━━━ Data for this exercise

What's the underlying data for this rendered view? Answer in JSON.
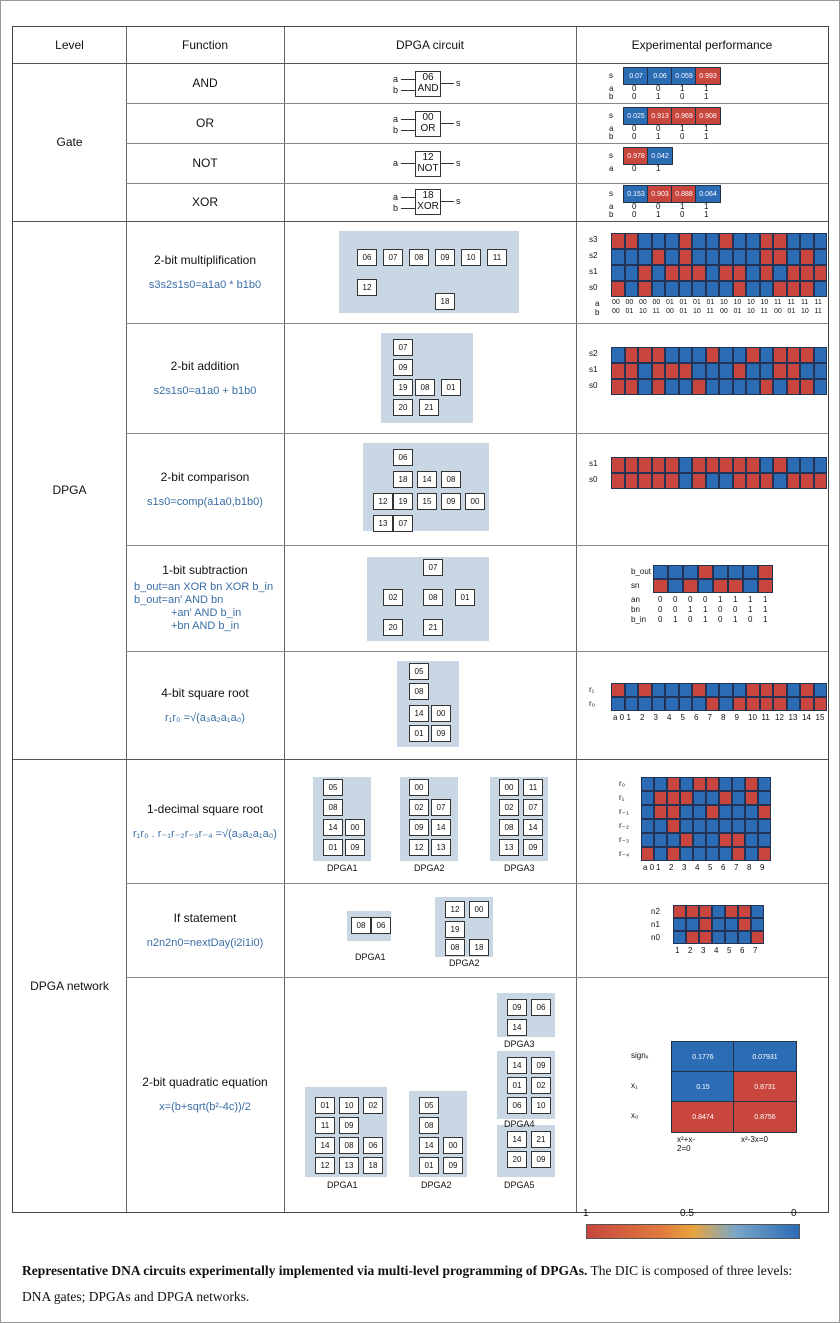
{
  "header": {
    "level": "Level",
    "function": "Function",
    "circuit": "DPGA circuit",
    "performance": "Experimental performance"
  },
  "levels": {
    "gate": "Gate",
    "dpga": "DPGA",
    "network": "DPGA network"
  },
  "gates": [
    {
      "name": "AND",
      "code": "06",
      "op": "AND",
      "values": [
        "0.07",
        "0.06",
        "0.059",
        "0.993"
      ],
      "a": [
        "0",
        "0",
        "1",
        "1"
      ],
      "b": [
        "0",
        "1",
        "0",
        "1"
      ]
    },
    {
      "name": "OR",
      "code": "00",
      "op": "OR",
      "values": [
        "0.025",
        "0.913",
        "0.969",
        "0.908"
      ],
      "a": [
        "0",
        "0",
        "1",
        "1"
      ],
      "b": [
        "0",
        "1",
        "0",
        "1"
      ]
    },
    {
      "name": "NOT",
      "code": "12",
      "op": "NOT",
      "values": [
        "0.978",
        "0.042"
      ],
      "a": [
        "0",
        "1"
      ],
      "b": []
    },
    {
      "name": "XOR",
      "code": "18",
      "op": "XOR",
      "values": [
        "0.153",
        "0.903",
        "0.888",
        "0.064"
      ],
      "a": [
        "0",
        "0",
        "1",
        "1"
      ],
      "b": [
        "0",
        "1",
        "0",
        "1"
      ]
    }
  ],
  "gate_labels": {
    "in_a": "a",
    "in_b": "b",
    "out": "s"
  },
  "dpga_functions": [
    {
      "title": "2-bit multiplification",
      "formula": "s3s2s1s0=a1a0 * b1b0"
    },
    {
      "title": "2-bit addition",
      "formula": "s2s1s0=a1a0 + b1b0"
    },
    {
      "title": "2-bit comparison",
      "formula": "s1s0=comp(a1a0,b1b0)"
    },
    {
      "title": "1-bit subtraction",
      "formula1": "b_out=an XOR bn XOR b_in",
      "formula2": "b_out=an' AND bn",
      "formula3": "+an' AND b_in",
      "formula4": "+bn AND b_in"
    },
    {
      "title": "4-bit square root",
      "formula": "r₁r₀ =√(a₃a₂a₁a₀)"
    }
  ],
  "network_functions": [
    {
      "title": "1-decimal square root",
      "formula": "r₁r₀ . r₋₁r₋₂r₋₃r₋₄ =√(a₃a₂a₁a₀)"
    },
    {
      "title": "If statement",
      "formula": "n2n2n0=nextDay(i2i1i0)"
    },
    {
      "title": "2-bit quadratic equation",
      "formula": "x=(b+sqrt(b²-4c))/2"
    }
  ],
  "mult": {
    "a": [
      "00",
      "00",
      "00",
      "00",
      "01",
      "01",
      "01",
      "01",
      "10",
      "10",
      "10",
      "10",
      "11",
      "11",
      "11",
      "11"
    ],
    "b": [
      "00",
      "01",
      "10",
      "11",
      "00",
      "01",
      "10",
      "11",
      "00",
      "01",
      "10",
      "11",
      "00",
      "01",
      "10",
      "11"
    ],
    "rows": [
      "s3",
      "s2",
      "s1",
      "s0"
    ]
  },
  "add": {
    "rows": [
      "s2",
      "s1",
      "s0"
    ]
  },
  "comp": {
    "rows": [
      "s1",
      "s0"
    ]
  },
  "sub": {
    "rows": [
      "b_out",
      "sn"
    ],
    "an": [
      "0",
      "0",
      "0",
      "0",
      "1",
      "1",
      "1",
      "1"
    ],
    "bn": [
      "0",
      "0",
      "1",
      "1",
      "0",
      "0",
      "1",
      "1"
    ],
    "b_in": [
      "0",
      "1",
      "0",
      "1",
      "0",
      "1",
      "0",
      "1"
    ]
  },
  "sqrt4": {
    "x": [
      "a 0",
      "1",
      "2",
      "3",
      "4",
      "5",
      "6",
      "7",
      "8",
      "9",
      "10",
      "11",
      "12",
      "13",
      "14",
      "15"
    ]
  },
  "sqrt_dec": {
    "x": [
      "a 0",
      "1",
      "2",
      "3",
      "4",
      "5",
      "6",
      "7",
      "8",
      "9"
    ],
    "names": [
      "DPGA1",
      "DPGA2",
      "DPGA3"
    ]
  },
  "ifs": {
    "rows": [
      "n2",
      "n1",
      "n0"
    ],
    "x": [
      "1",
      "2",
      "3",
      "4",
      "5",
      "6",
      "7"
    ],
    "names": [
      "DPGA1",
      "DPGA2"
    ]
  },
  "quad": {
    "rows": [
      "signₓ",
      "x₁",
      "x₀"
    ],
    "cols": [
      "x²+x-2=0",
      "x²-3x=0"
    ],
    "values": [
      [
        "0.1776",
        "0.07931"
      ],
      [
        "0.15",
        "0.8731"
      ],
      [
        "0.8474",
        "0.8756"
      ]
    ],
    "names": [
      "DPGA1",
      "DPGA2",
      "DPGA3",
      "DPGA4",
      "DPGA5"
    ]
  },
  "colorbar": {
    "left": "1",
    "mid": "0.5",
    "right": "0"
  },
  "caption": {
    "bold": "Representative DNA circuits experimentally implemented via multi-level programming of DPGAs.",
    "rest": " The DIC is composed of three levels: DNA gates; DPGAs and DPGA networks."
  },
  "colors": {
    "high": "#c8463e",
    "low": "#2b6cb5",
    "mid": "#e8a43c",
    "panel": "#c9d7e4"
  }
}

━━━━━━

Repeat all the records above exactly, leaving out any pictures.

What's the underlying data for this rendered view? Answer in JSON.
{
  "header": {
    "level": "Level",
    "function": "Function",
    "circuit": "DPGA circuit",
    "performance": "Experimental performance"
  },
  "levels": {
    "gate": "Gate",
    "dpga": "DPGA",
    "network": "DPGA network"
  },
  "gates": [
    {
      "name": "AND",
      "code": "06",
      "op": "AND",
      "values": [
        "0.07",
        "0.06",
        "0.059",
        "0.993"
      ],
      "a": [
        "0",
        "0",
        "1",
        "1"
      ],
      "b": [
        "0",
        "1",
        "0",
        "1"
      ]
    },
    {
      "name": "OR",
      "code": "00",
      "op": "OR",
      "values": [
        "0.025",
        "0.913",
        "0.969",
        "0.908"
      ],
      "a": [
        "0",
        "0",
        "1",
        "1"
      ],
      "b": [
        "0",
        "1",
        "0",
        "1"
      ]
    },
    {
      "name": "NOT",
      "code": "12",
      "op": "NOT",
      "values": [
        "0.978",
        "0.042"
      ],
      "a": [
        "0",
        "1"
      ],
      "b": []
    },
    {
      "name": "XOR",
      "code": "18",
      "op": "XOR",
      "values": [
        "0.153",
        "0.903",
        "0.888",
        "0.064"
      ],
      "a": [
        "0",
        "0",
        "1",
        "1"
      ],
      "b": [
        "0",
        "1",
        "0",
        "1"
      ]
    }
  ],
  "gate_labels": {
    "in_a": "a",
    "in_b": "b",
    "out": "s"
  },
  "dpga_functions": [
    {
      "title": "2-bit multiplification",
      "formula": "s3s2s1s0=a1a0 * b1b0"
    },
    {
      "title": "2-bit addition",
      "formula": "s2s1s0=a1a0 + b1b0"
    },
    {
      "title": "2-bit comparison",
      "formula": "s1s0=comp(a1a0,b1b0)"
    },
    {
      "title": "1-bit subtraction",
      "formula1": "b_out=an XOR bn XOR b_in",
      "formula2": "b_out=an' AND bn",
      "formula3": "+an' AND b_in",
      "formula4": "+bn AND b_in"
    },
    {
      "title": "4-bit square root",
      "formula": "r₁r₀ =√(a₃a₂a₁a₀)"
    }
  ],
  "network_functions": [
    {
      "title": "1-decimal square root",
      "formula": "r₁r₀ . r₋₁r₋₂r₋₃r₋₄ =√(a₃a₂a₁a₀)"
    },
    {
      "title": "If statement",
      "formula": "n2n2n0=nextDay(i2i1i0)"
    },
    {
      "title": "2-bit quadratic equation",
      "formula": "x=(b+sqrt(b²-4c))/2"
    }
  ],
  "mult": {
    "a": [
      "00",
      "00",
      "00",
      "00",
      "01",
      "01",
      "01",
      "01",
      "10",
      "10",
      "10",
      "10",
      "11",
      "11",
      "11",
      "11"
    ],
    "b": [
      "00",
      "01",
      "10",
      "11",
      "00",
      "01",
      "10",
      "11",
      "00",
      "01",
      "10",
      "11",
      "00",
      "01",
      "10",
      "11"
    ],
    "rows": [
      "s3",
      "s2",
      "s1",
      "s0"
    ]
  },
  "add": {
    "rows": [
      "s2",
      "s1",
      "s0"
    ]
  },
  "comp": {
    "rows": [
      "s1",
      "s0"
    ]
  },
  "sub": {
    "rows": [
      "b_out",
      "sn"
    ],
    "an": [
      "0",
      "0",
      "0",
      "0",
      "1",
      "1",
      "1",
      "1"
    ],
    "bn": [
      "0",
      "0",
      "1",
      "1",
      "0",
      "0",
      "1",
      "1"
    ],
    "b_in": [
      "0",
      "1",
      "0",
      "1",
      "0",
      "1",
      "0",
      "1"
    ]
  },
  "sqrt4": {
    "x": [
      "a 0",
      "1",
      "2",
      "3",
      "4",
      "5",
      "6",
      "7",
      "8",
      "9",
      "10",
      "11",
      "12",
      "13",
      "14",
      "15"
    ]
  },
  "sqrt_dec": {
    "x": [
      "a 0",
      "1",
      "2",
      "3",
      "4",
      "5",
      "6",
      "7",
      "8",
      "9"
    ],
    "names": [
      "DPGA1",
      "DPGA2",
      "DPGA3"
    ]
  },
  "ifs": {
    "rows": [
      "n2",
      "n1",
      "n0"
    ],
    "x": [
      "1",
      "2",
      "3",
      "4",
      "5",
      "6",
      "7"
    ],
    "names": [
      "DPGA1",
      "DPGA2"
    ]
  },
  "quad": {
    "rows": [
      "signₓ",
      "x₁",
      "x₀"
    ],
    "cols": [
      "x²+x-2=0",
      "x²-3x=0"
    ],
    "values": [
      [
        "0.1776",
        "0.07931"
      ],
      [
        "0.15",
        "0.8731"
      ],
      [
        "0.8474",
        "0.8756"
      ]
    ],
    "names": [
      "DPGA1",
      "DPGA2",
      "DPGA3",
      "DPGA4",
      "DPGA5"
    ]
  },
  "colorbar": {
    "left": "1",
    "mid": "0.5",
    "right": "0"
  },
  "caption": {
    "bold": "Representative DNA circuits experimentally implemented via multi-level programming of DPGAs.",
    "rest": " The DIC is composed of three levels: DNA gates; DPGAs and DPGA networks."
  },
  "colors": {
    "high": "#c8463e",
    "low": "#2b6cb5",
    "mid": "#e8a43c",
    "panel": "#c9d7e4"
  }
}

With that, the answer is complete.